#### Extract
— START —

# Examples of fuzzy matching 

updated 
21/2/2021
These example routines use a special library in Python called fuzzywuzzy which implements various strategies for ranking similarity. Absolutely use it. There are other basic libraries but then you need to program the logic on top to make the best choices.

Note that this approach works for a relatively low number of records. If you are talking several 100K records things will become exponential and you may not be able to really run these. There are some approaches for large scale comparisons in a separate recipe.

— END —

#### Supplied entries
— START —

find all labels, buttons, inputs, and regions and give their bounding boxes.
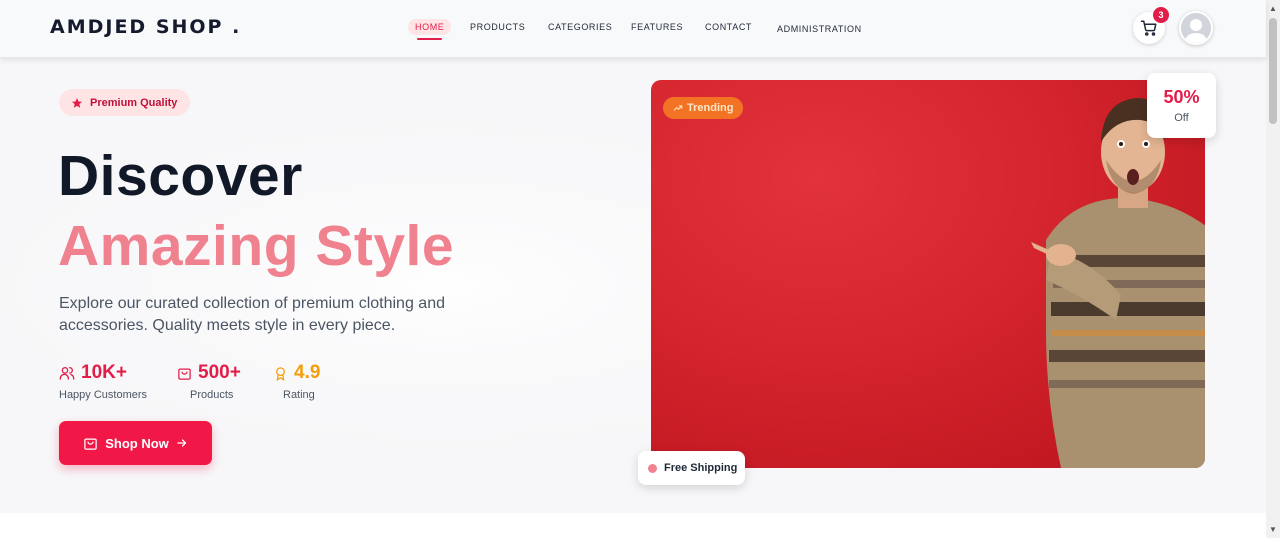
hero-image — [651, 80, 1205, 468]
stat-products: 500+ Products — [177, 362, 241, 401]
shop-now-button[interactable]: Shop Now — [59, 421, 212, 465]
users-icon — [59, 367, 75, 380]
arrow-right-icon — [177, 439, 186, 447]
shopping-bag-icon — [178, 368, 191, 380]
shopping-bag-icon — [84, 438, 97, 450]
nav-contact[interactable]: CONTACT — [705, 22, 752, 32]
next-section — [0, 513, 1266, 538]
nav-home[interactable]: HOME — [408, 19, 452, 40]
page-scrollbar[interactable]: ▲ ▼ — [1266, 0, 1280, 538]
shop-now-label: Shop Now — [105, 435, 169, 451]
user-avatar[interactable] — [1179, 11, 1213, 45]
award-icon — [276, 366, 285, 381]
trending-up-icon — [673, 105, 683, 111]
stat-rating: 4.9 Rating — [273, 362, 320, 401]
stat-customers-label: Happy Customers — [59, 389, 148, 401]
stat-customers-value: 10K+ — [81, 362, 127, 383]
scroll-down-arrow-icon[interactable]: ▼ — [1269, 525, 1277, 534]
main-nav: HOME PRODUCTS CATEGORIES FEATURES CONTAC… — [0, 0, 1266, 58]
free-shipping-card: Free Shipping — [638, 451, 745, 485]
trending-badge: Trending — [663, 97, 744, 119]
star-icon — [72, 97, 82, 108]
scroll-thumb[interactable] — [1269, 18, 1277, 124]
stat-products-value: 500+ — [198, 362, 241, 383]
hero-description: Explore our curated collection of premiu… — [59, 295, 445, 334]
nav-products[interactable]: PRODUCTS — [470, 22, 525, 32]
trending-label: Trending — [687, 102, 734, 114]
discount-card: 50% Off — [1147, 73, 1216, 138]
scroll-up-arrow-icon[interactable]: ▲ — [1269, 4, 1277, 13]
user-avatar-icon — [1181, 13, 1211, 43]
status-dot — [648, 463, 657, 473]
model-photo — [1031, 98, 1205, 468]
nav-features[interactable]: FEATURES — [631, 22, 683, 32]
free-shipping-label: Free Shipping — [664, 462, 738, 474]
hero-title-highlight: Amazing Style — [58, 214, 455, 278]
cart-icon — [1140, 20, 1157, 36]
stat-products-label: Products — [190, 389, 234, 401]
nav-administration[interactable]: ADMINISTRATION — [777, 24, 862, 34]
stat-rating-label: Rating — [283, 389, 315, 401]
premium-quality-badge: Premium Quality — [59, 89, 191, 116]
premium-quality-label: Premium Quality — [90, 96, 178, 109]
stat-rating-value: 4.9 — [294, 362, 321, 383]
stat-customers: 10K+ Happy Customers — [59, 362, 147, 401]
hero-title: Discover — [58, 144, 303, 208]
discount-value: 50% — [1163, 87, 1200, 107]
top-navbar: AMDJED SHOP . HOME PRODUCTS CATEGORIES F… — [0, 0, 1266, 58]
cart-count-badge: 3 — [1153, 7, 1169, 23]
nav-categories[interactable]: CATEGORIES — [548, 22, 612, 32]
discount-label: Off — [1174, 112, 1189, 124]
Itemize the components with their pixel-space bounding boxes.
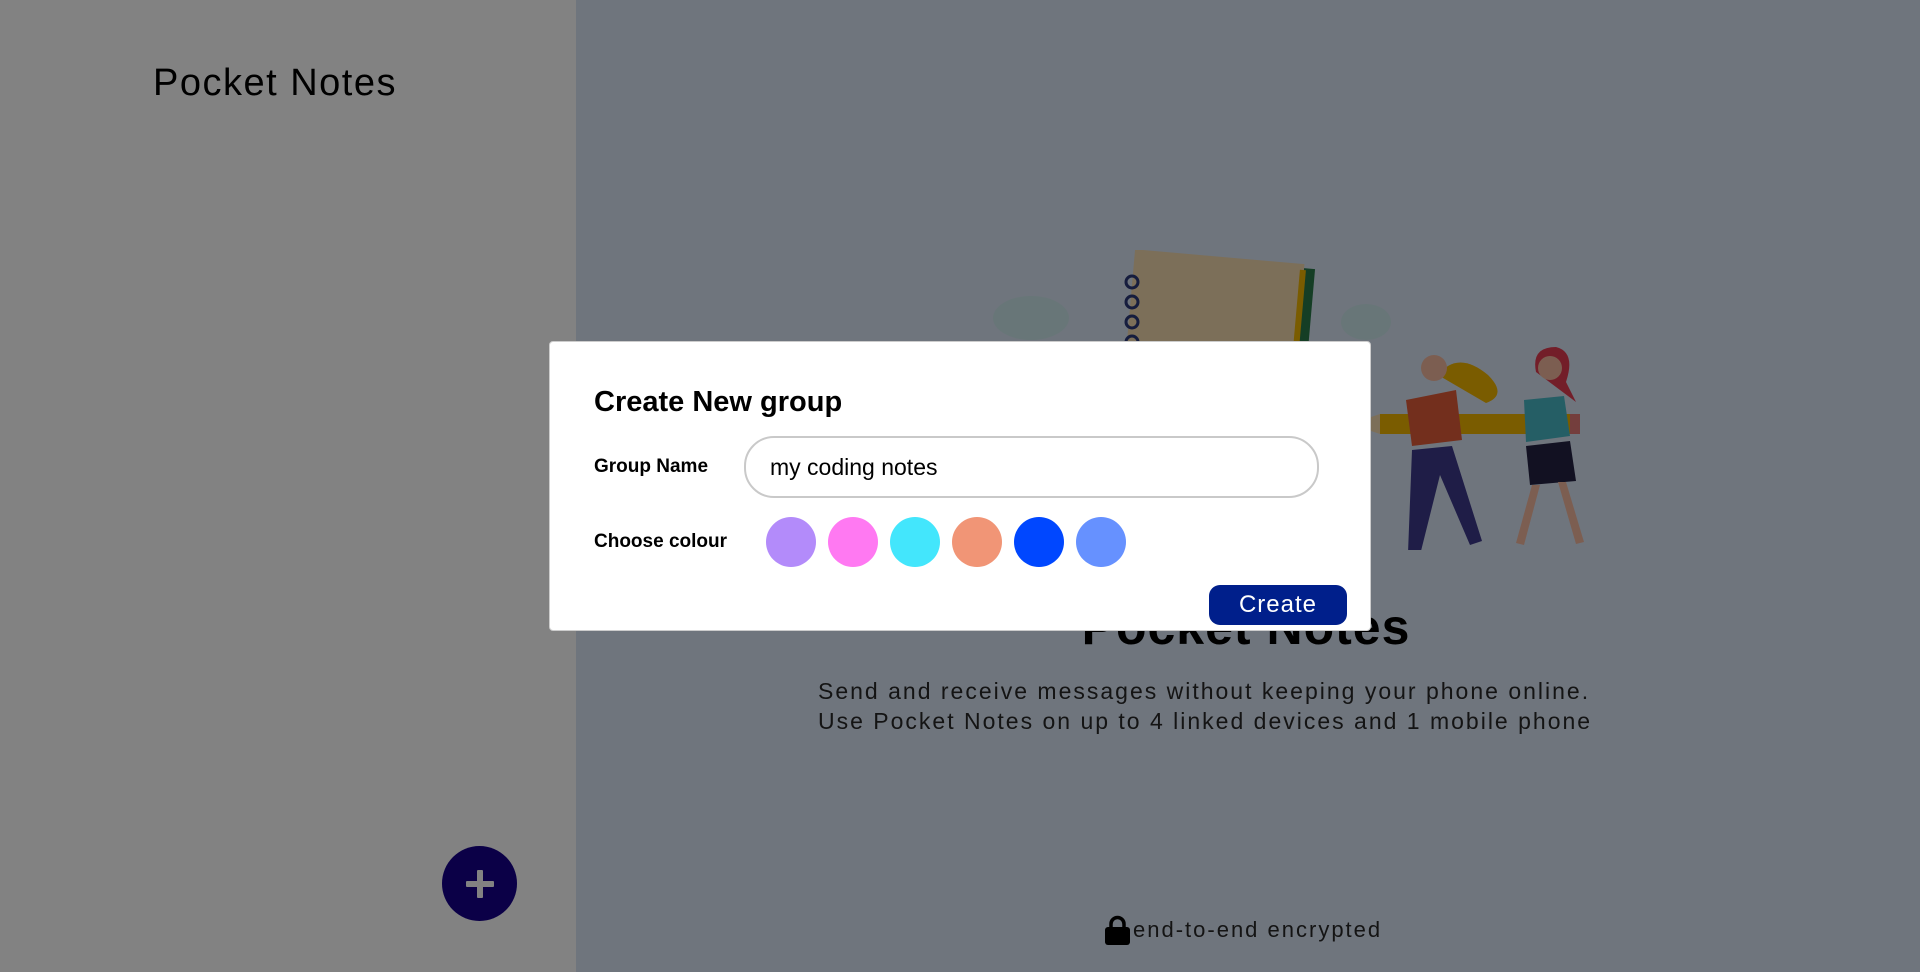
colour-swatch[interactable] — [828, 517, 878, 567]
create-group-dialog: Create New group Group Name Choose colou… — [549, 341, 1371, 631]
colour-swatch[interactable] — [952, 517, 1002, 567]
group-name-label: Group Name — [594, 456, 709, 477]
colour-picker — [766, 517, 1126, 567]
group-name-input[interactable] — [744, 436, 1319, 498]
colour-swatch[interactable] — [1076, 517, 1126, 567]
colour-swatch[interactable] — [890, 517, 940, 567]
colour-swatch[interactable] — [766, 517, 816, 567]
choose-colour-label: Choose colour — [594, 531, 728, 552]
create-button[interactable]: Create — [1209, 585, 1347, 625]
dialog-title: Create New group — [594, 386, 843, 418]
colour-swatch[interactable] — [1014, 517, 1064, 567]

— END —

#### Problem to solve
From the fuzzy matching notes, copy word for word the part that opens with "Note that this" and closes with "a separate recipe.".

#### Correct output
Note that this approach works for a relatively low number of records. If you are talking several 100K records things will become exponential and you may not be able to really run these. There are some approaches for large scale comparisons in a separate recipe.